*What this task involves*: Output exactly the lines between the line that contains "Give me a plain-text" and the last line of the material, counting both.

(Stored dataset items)

────────

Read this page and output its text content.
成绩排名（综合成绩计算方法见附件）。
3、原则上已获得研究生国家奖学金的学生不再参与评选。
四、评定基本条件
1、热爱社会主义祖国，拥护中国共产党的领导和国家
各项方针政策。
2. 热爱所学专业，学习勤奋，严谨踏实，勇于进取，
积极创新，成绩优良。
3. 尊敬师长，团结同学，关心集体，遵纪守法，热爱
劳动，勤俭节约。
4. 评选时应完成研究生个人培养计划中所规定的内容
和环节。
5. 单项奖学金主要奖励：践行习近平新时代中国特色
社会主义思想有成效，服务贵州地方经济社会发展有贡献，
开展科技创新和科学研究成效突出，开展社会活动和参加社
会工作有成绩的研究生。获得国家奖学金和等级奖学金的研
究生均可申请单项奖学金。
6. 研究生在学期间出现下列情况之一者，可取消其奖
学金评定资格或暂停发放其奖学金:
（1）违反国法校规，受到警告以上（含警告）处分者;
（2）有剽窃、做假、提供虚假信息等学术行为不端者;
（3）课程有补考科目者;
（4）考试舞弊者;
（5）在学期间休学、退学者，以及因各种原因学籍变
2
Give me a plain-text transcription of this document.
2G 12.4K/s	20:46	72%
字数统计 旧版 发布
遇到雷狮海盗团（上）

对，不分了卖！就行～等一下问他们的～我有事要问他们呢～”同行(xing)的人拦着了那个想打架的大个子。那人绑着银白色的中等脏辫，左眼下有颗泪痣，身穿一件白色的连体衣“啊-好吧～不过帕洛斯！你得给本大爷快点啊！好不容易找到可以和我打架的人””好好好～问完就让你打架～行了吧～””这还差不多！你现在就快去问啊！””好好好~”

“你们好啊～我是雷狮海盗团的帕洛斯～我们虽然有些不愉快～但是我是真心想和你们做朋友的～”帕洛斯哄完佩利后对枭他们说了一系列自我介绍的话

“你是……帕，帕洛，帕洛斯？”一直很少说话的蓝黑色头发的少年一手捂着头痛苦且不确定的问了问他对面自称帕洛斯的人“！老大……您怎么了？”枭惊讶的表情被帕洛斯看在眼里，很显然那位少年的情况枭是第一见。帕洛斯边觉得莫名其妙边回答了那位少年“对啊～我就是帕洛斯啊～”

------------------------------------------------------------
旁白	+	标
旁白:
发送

────────

*Solution for this exercise*:
Give me a plain-text transcription of this document.
2G 12.4K/s	20:46	72%
字数统计 旧版 发布
遇到雷狮海盗团（上）

对，不分了卖！就行～等一下问他们的～我有事要问他们呢～”同行(xing)的人拦着了那个想打架的大个子。那人绑着银白色的中等脏辫，左眼下有颗泪痣，身穿一件白色的连体衣“啊-好吧～不过帕洛斯！你得给本大爷快点啊！好不容易找到可以和我打架的人””好好好～问完就让你打架～行了吧～””这还差不多！你现在就快去问啊！””好好好~”

“你们好啊～我是雷狮海盗团的帕洛斯～我们虽然有些不愉快～但是我是真心想和你们做朋友的～”帕洛斯哄完佩利后对枭他们说了一系列自我介绍的话

“你是……帕，帕洛，帕洛斯？”一直很少说话的蓝黑色头发的少年一手捂着头痛苦且不确定的问了问他对面自称帕洛斯的人“！老大……您怎么了？”枭惊讶的表情被帕洛斯看在眼里，很显然那位少年的情况枭是第一见。帕洛斯边觉得莫名其妙边回答了那位少年“对啊～我就是帕洛斯啊～”

------------------------------------------------------------
旁白	+	标
旁白:
发送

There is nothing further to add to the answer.